● Exercise aim:
Find each line with the word "JSON" and state how many there are, nothing more.

● Data provided:
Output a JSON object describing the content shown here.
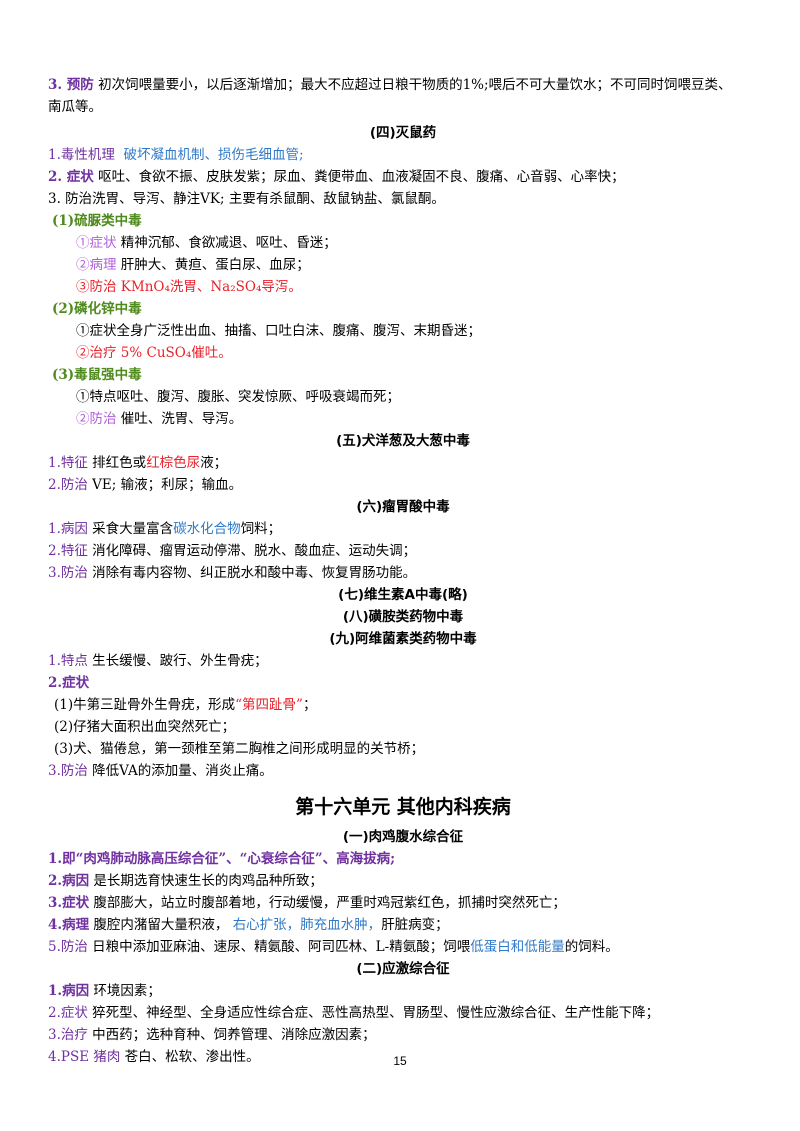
{
  "top": {
    "label": "3. 预防",
    "text1": " 初次饲喂量要小，以后逐渐增加；最大不应超过日粮干物质的1%;喂后不可大量饮水；不可同时饲喂豆类、",
    "text2": "南瓜等。"
  },
  "s4": {
    "title": "(四)灭鼠药",
    "l1_label": "1.毒性机理",
    "l1_val": "破坏凝血机制、损伤毛细血管;",
    "l2_label": "2. 症状",
    "l2_val": " 呕吐、食欲不振、皮肤发紫；尿血、粪便带血、血液凝固不良、腹痛、心音弱、心率快；",
    "l3": "3. 防治洗胃、导泻、静注VK; 主要有杀鼠酮、敌鼠钠盐、氯鼠酮。",
    "a_title": "(1)硫脲类中毒",
    "a1_label": "①症状",
    "a1_val": " 精神沉郁、食欲减退、呕吐、昏迷；",
    "a2_label": "②病理",
    "a2_val": " 肝肿大、黄疸、蛋白尿、血尿；",
    "a3": "③防治 KMnO₄洗胃、Na₂SO₄导泻。",
    "b_title": "(2)磷化锌中毒",
    "b1": "①症状全身广泛性出血、抽搐、口吐白沫、腹痛、腹泻、末期昏迷；",
    "b2": "②治疗 5% CuSO₄催吐。",
    "c_title": "(3)毒鼠强中毒",
    "c1": "①特点呕吐、腹泻、腹胀、突发惊厥、呼吸衰竭而死；",
    "c2_label": "②防治",
    "c2_val": " 催吐、洗胃、导泻。"
  },
  "s5": {
    "title": "(五)犬洋葱及大葱中毒",
    "l1_label": "1.特征",
    "l1_a": "  排红色或",
    "l1_red": "红棕色尿",
    "l1_b": "液；",
    "l2_label": "2.防治",
    "l2_val": " VE; 输液；利尿；输血。"
  },
  "s6": {
    "title": "(六)瘤胃酸中毒",
    "l1_label": "1.病因",
    "l1_a": " 采食大量富含",
    "l1_blue": "碳水化合物",
    "l1_b": "饲料；",
    "l2_label": "2.特征",
    "l2_val": "  消化障碍、瘤胃运动停滞、脱水、酸血症、运动失调；",
    "l3_label": "3.防治",
    "l3_val": " 消除有毒内容物、纠正脱水和酸中毒、恢复胃肠功能。"
  },
  "s7": {
    "title": "(七)维生素A中毒(略)"
  },
  "s8": {
    "title": "(八)磺胺类药物中毒"
  },
  "s9": {
    "title": "(九)阿维菌素类药物中毒",
    "l1_label": "1.特点",
    "l1_val": " 生长缓慢、跛行、外生骨疣；",
    "l2_label": "2.症状",
    "p1_a": "(1)牛第三趾骨外生骨疣，形成",
    "p1_red": "“第四趾骨”",
    "p1_b": "；",
    "p2": "(2)仔猪大面积出血突然死亡；",
    "p3": "(3)犬、猫倦怠，第一颈椎至第二胸椎之间形成明显的关节桥；",
    "l3_label": "3.防治",
    "l3_val": " 降低VA的添加量、消炎止痛。"
  },
  "unit": {
    "title": "第十六单元   其他内科疾病"
  },
  "u1": {
    "title": "(一)肉鸡腹水综合征",
    "l1": "1.即“肉鸡肺动脉高压综合征”、“心衰综合征”、高海拔病;",
    "l2_label": "2.病因",
    "l2_val": " 是长期选育快速生长的肉鸡品种所致；",
    "l3_label": "3.症状",
    "l3_val": " 腹部膨大，站立时腹部着地，行动缓慢，严重时鸡冠紫红色，抓捕时突然死亡；",
    "l4_label": "4.病理",
    "l4_a": " 腹腔内潴留大量积液，   ",
    "l4_blue": "右心扩张，肺充血水肿，",
    "l4_b": "肝脏病变；",
    "l5_label": "5.防治",
    "l5_a": "  日粮中添加亚麻油、速尿、精氨酸、阿司匹林、L-精氨酸；饲喂",
    "l5_blue": "低蛋白和低能量",
    "l5_b": "的饲料。"
  },
  "u2": {
    "title": "(二)应激综合征",
    "l1_label": "1.病因",
    "l1_val": " 环境因素；",
    "l2_label": "2.症状",
    "l2_val": " 猝死型、神经型、全身适应性综合症、恶性高热型、胃肠型、慢性应激综合征、生产性能下降；",
    "l3_label": "3.治疗",
    "l3_val": "  中西药；选种育种、饲养管理、消除应激因素；",
    "l4_label": "4.PSE 猪肉",
    "l4_val": "  苍白、松软、渗出性。"
  },
  "footer": {
    "page_number": "15"
  }
}
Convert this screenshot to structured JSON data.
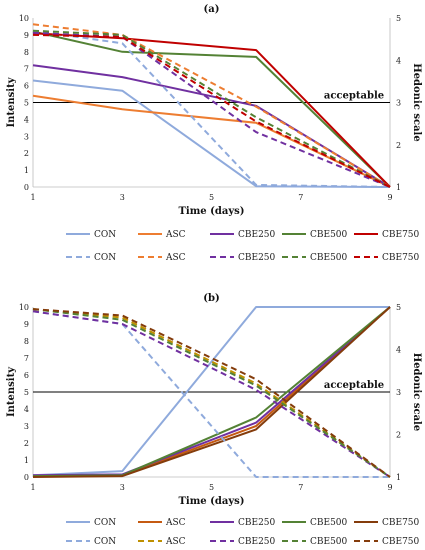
{
  "chart_data": [
    {
      "type": "line",
      "title": "(a)",
      "xlabel": "Time (days)",
      "ylabel": "Intensity",
      "y2label": "Hedonic scale",
      "xlim": [
        1,
        9
      ],
      "ylim": [
        0,
        10
      ],
      "y2lim": [
        1,
        5
      ],
      "x_ticks": [
        1,
        3,
        5,
        7,
        9
      ],
      "y_ticks": [
        0,
        1,
        2,
        3,
        4,
        5,
        6,
        7,
        8,
        9,
        10
      ],
      "y2_ticks": [
        1,
        2,
        3,
        4,
        5
      ],
      "grid": false,
      "legend_position": "bottom",
      "annotation": {
        "text": "acceptable",
        "y": 5
      },
      "series": [
        {
          "name": "CON",
          "style": "solid",
          "color": "#8faadc",
          "x": [
            1,
            3,
            6,
            9
          ],
          "y": [
            6.3,
            5.7,
            0.05,
            0.0
          ]
        },
        {
          "name": "ASC",
          "style": "solid",
          "color": "#ed7d31",
          "x": [
            1,
            3,
            6,
            9
          ],
          "y": [
            5.4,
            4.6,
            3.8,
            0.0
          ]
        },
        {
          "name": "CBE250",
          "style": "solid",
          "color": "#7030a0",
          "x": [
            1,
            3,
            6,
            9
          ],
          "y": [
            7.2,
            6.5,
            4.8,
            0.0
          ]
        },
        {
          "name": "CBE500",
          "style": "solid",
          "color": "#548235",
          "x": [
            1,
            3,
            6,
            9
          ],
          "y": [
            9.2,
            8.0,
            7.7,
            0.0
          ]
        },
        {
          "name": "CBE750",
          "style": "solid",
          "color": "#c00000",
          "x": [
            1,
            3,
            6,
            9
          ],
          "y": [
            9.1,
            8.8,
            8.1,
            0.0
          ]
        },
        {
          "name": "CON",
          "style": "dashed",
          "color": "#8faadc",
          "x": [
            1,
            3,
            6,
            9
          ],
          "y": [
            4.7,
            4.4,
            1.05,
            1.0
          ]
        },
        {
          "name": "ASC",
          "style": "dashed",
          "color": "#ed7d31",
          "x": [
            1,
            3,
            6,
            9
          ],
          "y": [
            4.85,
            4.6,
            2.9,
            1.0
          ]
        },
        {
          "name": "CBE250",
          "style": "dashed",
          "color": "#7030a0",
          "x": [
            1,
            3,
            6,
            9
          ],
          "y": [
            4.65,
            4.55,
            2.3,
            1.0
          ]
        },
        {
          "name": "CBE500",
          "style": "dashed",
          "color": "#548235",
          "x": [
            1,
            3,
            6,
            9
          ],
          "y": [
            4.7,
            4.6,
            2.65,
            1.0
          ]
        },
        {
          "name": "CBE750",
          "style": "dashed",
          "color": "#c00000",
          "x": [
            1,
            3,
            6,
            9
          ],
          "y": [
            4.6,
            4.55,
            2.55,
            1.0
          ]
        }
      ]
    },
    {
      "type": "line",
      "title": "(b)",
      "xlabel": "Time (days)",
      "ylabel": "Intensity",
      "y2label": "Hedonic scale",
      "xlim": [
        1,
        9
      ],
      "ylim": [
        0,
        10
      ],
      "y2lim": [
        1,
        5
      ],
      "x_ticks": [
        1,
        3,
        5,
        7,
        9
      ],
      "y_ticks": [
        0,
        1,
        2,
        3,
        4,
        5,
        6,
        7,
        8,
        9,
        10
      ],
      "y2_ticks": [
        1,
        2,
        3,
        4,
        5
      ],
      "grid": false,
      "legend_position": "bottom",
      "annotation": {
        "text": "acceptable",
        "y": 5
      },
      "series": [
        {
          "name": "CON",
          "style": "solid",
          "color": "#8faadc",
          "x": [
            1,
            3,
            6,
            9
          ],
          "y": [
            0.1,
            0.35,
            10.0,
            10.0
          ]
        },
        {
          "name": "ASC",
          "style": "solid",
          "color": "#c55a11",
          "x": [
            1,
            3,
            6,
            9
          ],
          "y": [
            0.05,
            0.1,
            3.0,
            10.0
          ]
        },
        {
          "name": "CBE250",
          "style": "solid",
          "color": "#7030a0",
          "x": [
            1,
            3,
            6,
            9
          ],
          "y": [
            0.1,
            0.15,
            3.2,
            10.0
          ]
        },
        {
          "name": "CBE500",
          "style": "solid",
          "color": "#548235",
          "x": [
            1,
            3,
            6,
            9
          ],
          "y": [
            0.05,
            0.1,
            3.5,
            10.0
          ]
        },
        {
          "name": "CBE750",
          "style": "solid",
          "color": "#843c0c",
          "x": [
            1,
            3,
            6,
            9
          ],
          "y": [
            0.0,
            0.05,
            2.8,
            10.0
          ]
        },
        {
          "name": "CON",
          "style": "dashed",
          "color": "#8faadc",
          "x": [
            1,
            3,
            6,
            9
          ],
          "y": [
            4.9,
            4.6,
            1.0,
            1.0
          ]
        },
        {
          "name": "ASC",
          "style": "dashed",
          "color": "#bf9000",
          "x": [
            1,
            3,
            6,
            9
          ],
          "y": [
            4.95,
            4.75,
            3.2,
            1.0
          ]
        },
        {
          "name": "CBE250",
          "style": "dashed",
          "color": "#7030a0",
          "x": [
            1,
            3,
            6,
            9
          ],
          "y": [
            4.9,
            4.6,
            3.05,
            1.0
          ]
        },
        {
          "name": "CBE500",
          "style": "dashed",
          "color": "#548235",
          "x": [
            1,
            3,
            6,
            9
          ],
          "y": [
            4.95,
            4.7,
            3.15,
            1.0
          ]
        },
        {
          "name": "CBE750",
          "style": "dashed",
          "color": "#843c0c",
          "x": [
            1,
            3,
            6,
            9
          ],
          "y": [
            4.95,
            4.8,
            3.3,
            1.0
          ]
        }
      ]
    }
  ]
}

● Task response:
2